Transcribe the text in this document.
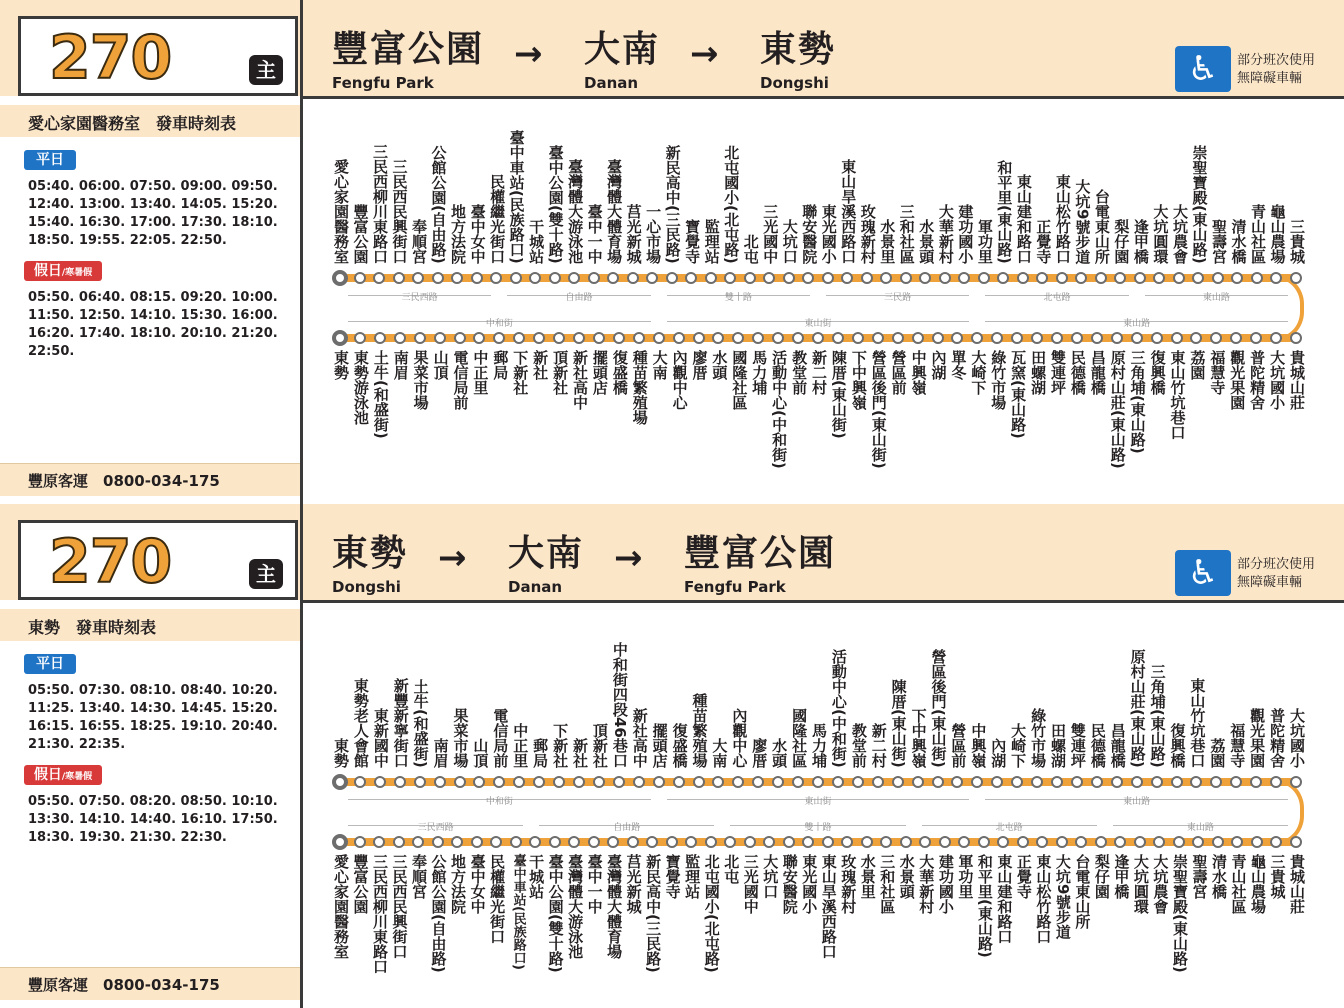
270	主
愛心家園醫務室　發車時刻表
平日
05:40. 06:00. 07:50. 09:00. 09:50.
12:40. 13:00. 13:40. 14:05. 15:20.
15:40. 16:30. 17:00. 17:30. 18:10.
18:50. 19:55. 22:05. 22:50.
假日/寒暑假
05:50. 06:40. 08:15. 09:20. 10:00.
11:50. 12:50. 14:10. 15:30. 16:00.
16:20. 17:40. 18:10. 20:10. 21:20.
22:50.
豐原客運　0800-034-175
豐富公園
Fengfu Park
→ 大南
Danan
→ 東勢
Dongshi	♿	部分班次使用
無障礙車輛
愛心家園醫務室 豐富公園 三民西柳川東路口 三民西民興街口 奉順宮 公館公園(自由路) 地方法院 臺中女中 民權繼光街口 臺中車站(民族路口) 干城站 臺中公園(雙十路) 臺灣體大游泳池 臺中一中 臺灣體大體育場 莒光新城 一心市場 新民高中(三民路) 寶覺寺 監理站 北屯國小(北屯路) 北屯 三光國中 大坑口 聯安醫院 東光國小 東山旱溪西路口 玫瑰新村 水景里 三和社區 水景頭 大華新村 建功國小 軍功里 和平里(東山路) 東山建和路口 正覺寺 東山松竹路口 大坑9號步道 台電東山所 梨仔園 逢甲橋 大坑圓環 大坑農會 崇聖寶殿(東山路) 聖壽宮 清水橋 青山社區 龜山農場 三貴城
東勢 東勢游泳池 土牛(和盛街) 南眉 果菜市場 山頂 電信局前 中正里 郵局 下新社 新社 頂新社 新社高中 擺頭店 復盛橋 種苗繁殖場 大南 內觀中心 廖厝 水頭 國隆社區 馬力埔 活動中心(中和街) 教堂前 新二村 陳厝(東山街) 下中興嶺 營區後門(東山街) 營區前 中興嶺 內湖 單冬 大崎下 綠竹市場 瓦窯(東山路) 田螺湖 雙連坪 民德橋 昌龍橋 原村山莊(東山路) 三角埔(東山路) 復興橋 東山竹坑巷口 荔園 福慧寺 觀光果園 普陀精舍 大坑國小 貴城山莊
三民西路	自由路	雙十路	三民路	北屯路	東山路
中和街	東山街	東山路
270	主
東勢　發車時刻表
平日
05:50. 07:30. 08:10. 08:40. 10:20.
11:25. 13:40. 14:30. 14:45. 15:20.
16:15. 16:55. 18:25. 19:10. 20:40.
21:30. 22:35.
假日/寒暑假
05:50. 07:50. 08:20. 08:50. 10:10.
13:30. 14:10. 14:40. 16:10. 17:50.
18:30. 19:30. 21:30. 22:30.
豐原客運　0800-034-175
東勢
Dongshi
→ 大南
Danan
→ 豐富公園
Fengfu Park	♿	部分班次使用
無障礙車輛
東勢 東勢老人會館 東新國中 新豐新寧街口 土牛(和盛街) 南眉 果菜市場 山頂 電信局前 中正里 郵局 下新社 新社 頂新社 中和街四段46巷口 新社高中 擺頭店 復盛橋 種苗繁殖場 大南 內觀中心 廖厝 水頭 國隆社區 馬力埔 活動中心(中和街) 教堂前 新二村 陳厝(東山街) 下中興嶺 營區後門(東山街) 營區前 中興嶺 內湖 大崎下 綠竹市場 田螺湖 雙連坪 民德橋 昌龍橋 原村山莊(東山路) 三角埔(東山路) 復興橋 東山竹坑巷口 荔園 福慧寺 觀光果園 普陀精舍 大坑國小
愛心家園醫務室 豐富公園 三民西柳川東路口 三民西民興街口 奉順宮 公館公園(自由路) 地方法院 臺中女中 民權繼光街口 臺中車站(民族路口) 干城站 臺中公園(雙十路) 臺灣體大游泳池 臺中一中 臺灣體大體育場 莒光新城 新民高中(三民路) 寶覺寺 監理站 北屯國小(北屯路) 北屯 三光國中 大坑口 聯安醫院 東光國小 東山旱溪西路口 玫瑰新村 水景里 三和社區 水景頭 大華新村 建功國小 軍功里 和平里(東山路) 東山建和路口 正覺寺 東山松竹路口 大坑9號步道 台電東山所 梨仔園 逢甲橋 大坑圓環 大坑農會 崇聖寶殿(東山路) 聖壽宮 清水橋 青山社區 龜山農場 三貴城 貴城山莊
中和街	東山街	東山路
三民西路	自由路	雙十路	北屯路	東山路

Task: Write out all the entries again, word for word, and print no images.

Finished exercise:
Transcribe the text in this document.
270	主
愛心家園醫務室　發車時刻表
平日
05:40. 06:00. 07:50. 09:00. 09:50.
12:40. 13:00. 13:40. 14:05. 15:20.
15:40. 16:30. 17:00. 17:30. 18:10.
18:50. 19:55. 22:05. 22:50.
假日/寒暑假
05:50. 06:40. 08:15. 09:20. 10:00.
11:50. 12:50. 14:10. 15:30. 16:00.
16:20. 17:40. 18:10. 20:10. 21:20.
22:50.
豐原客運　0800-034-175
豐富公園
Fengfu Park
→ 大南
Danan
→ 東勢
Dongshi	♿	部分班次使用
無障礙車輛
愛心家園醫務室 豐富公園 三民西柳川東路口 三民西民興街口 奉順宮 公館公園(自由路) 地方法院 臺中女中 民權繼光街口 臺中車站(民族路口) 干城站 臺中公園(雙十路) 臺灣體大游泳池 臺中一中 臺灣體大體育場 莒光新城 一心市場 新民高中(三民路) 寶覺寺 監理站 北屯國小(北屯路) 北屯 三光國中 大坑口 聯安醫院 東光國小 東山旱溪西路口 玫瑰新村 水景里 三和社區 水景頭 大華新村 建功國小 軍功里 和平里(東山路) 東山建和路口 正覺寺 東山松竹路口 大坑9號步道 台電東山所 梨仔園 逢甲橋 大坑圓環 大坑農會 崇聖寶殿(東山路) 聖壽宮 清水橋 青山社區 龜山農場 三貴城
東勢 東勢游泳池 土牛(和盛街) 南眉 果菜市場 山頂 電信局前 中正里 郵局 下新社 新社 頂新社 新社高中 擺頭店 復盛橋 種苗繁殖場 大南 內觀中心 廖厝 水頭 國隆社區 馬力埔 活動中心(中和街) 教堂前 新二村 陳厝(東山街) 下中興嶺 營區後門(東山街) 營區前 中興嶺 內湖 單冬 大崎下 綠竹市場 瓦窯(東山路) 田螺湖 雙連坪 民德橋 昌龍橋 原村山莊(東山路) 三角埔(東山路) 復興橋 東山竹坑巷口 荔園 福慧寺 觀光果園 普陀精舍 大坑國小 貴城山莊
三民西路	自由路	雙十路	三民路	北屯路	東山路
中和街	東山街	東山路
270	主
東勢　發車時刻表
平日
05:50. 07:30. 08:10. 08:40. 10:20.
11:25. 13:40. 14:30. 14:45. 15:20.
16:15. 16:55. 18:25. 19:10. 20:40.
21:30. 22:35.
假日/寒暑假
05:50. 07:50. 08:20. 08:50. 10:10.
13:30. 14:10. 14:40. 16:10. 17:50.
18:30. 19:30. 21:30. 22:30.
豐原客運　0800-034-175
東勢
Dongshi
→ 大南
Danan
→ 豐富公園
Fengfu Park	♿	部分班次使用
無障礙車輛
東勢 東勢老人會館 東新國中 新豐新寧街口 土牛(和盛街) 南眉 果菜市場 山頂 電信局前 中正里 郵局 下新社 新社 頂新社 中和街四段46巷口 新社高中 擺頭店 復盛橋 種苗繁殖場 大南 內觀中心 廖厝 水頭 國隆社區 馬力埔 活動中心(中和街) 教堂前 新二村 陳厝(東山街) 下中興嶺 營區後門(東山街) 營區前 中興嶺 內湖 大崎下 綠竹市場 田螺湖 雙連坪 民德橋 昌龍橋 原村山莊(東山路) 三角埔(東山路) 復興橋 東山竹坑巷口 荔園 福慧寺 觀光果園 普陀精舍 大坑國小
愛心家園醫務室 豐富公園 三民西柳川東路口 三民西民興街口 奉順宮 公館公園(自由路) 地方法院 臺中女中 民權繼光街口 臺中車站(民族路口) 干城站 臺中公園(雙十路) 臺灣體大游泳池 臺中一中 臺灣體大體育場 莒光新城 新民高中(三民路) 寶覺寺 監理站 北屯國小(北屯路) 北屯 三光國中 大坑口 聯安醫院 東光國小 東山旱溪西路口 玫瑰新村 水景里 三和社區 水景頭 大華新村 建功國小 軍功里 和平里(東山路) 東山建和路口 正覺寺 東山松竹路口 大坑9號步道 台電東山所 梨仔園 逢甲橋 大坑圓環 大坑農會 崇聖寶殿(東山路) 聖壽宮 清水橋 青山社區 龜山農場 三貴城 貴城山莊
中和街	東山街	東山路
三民西路	自由路	雙十路	北屯路	東山路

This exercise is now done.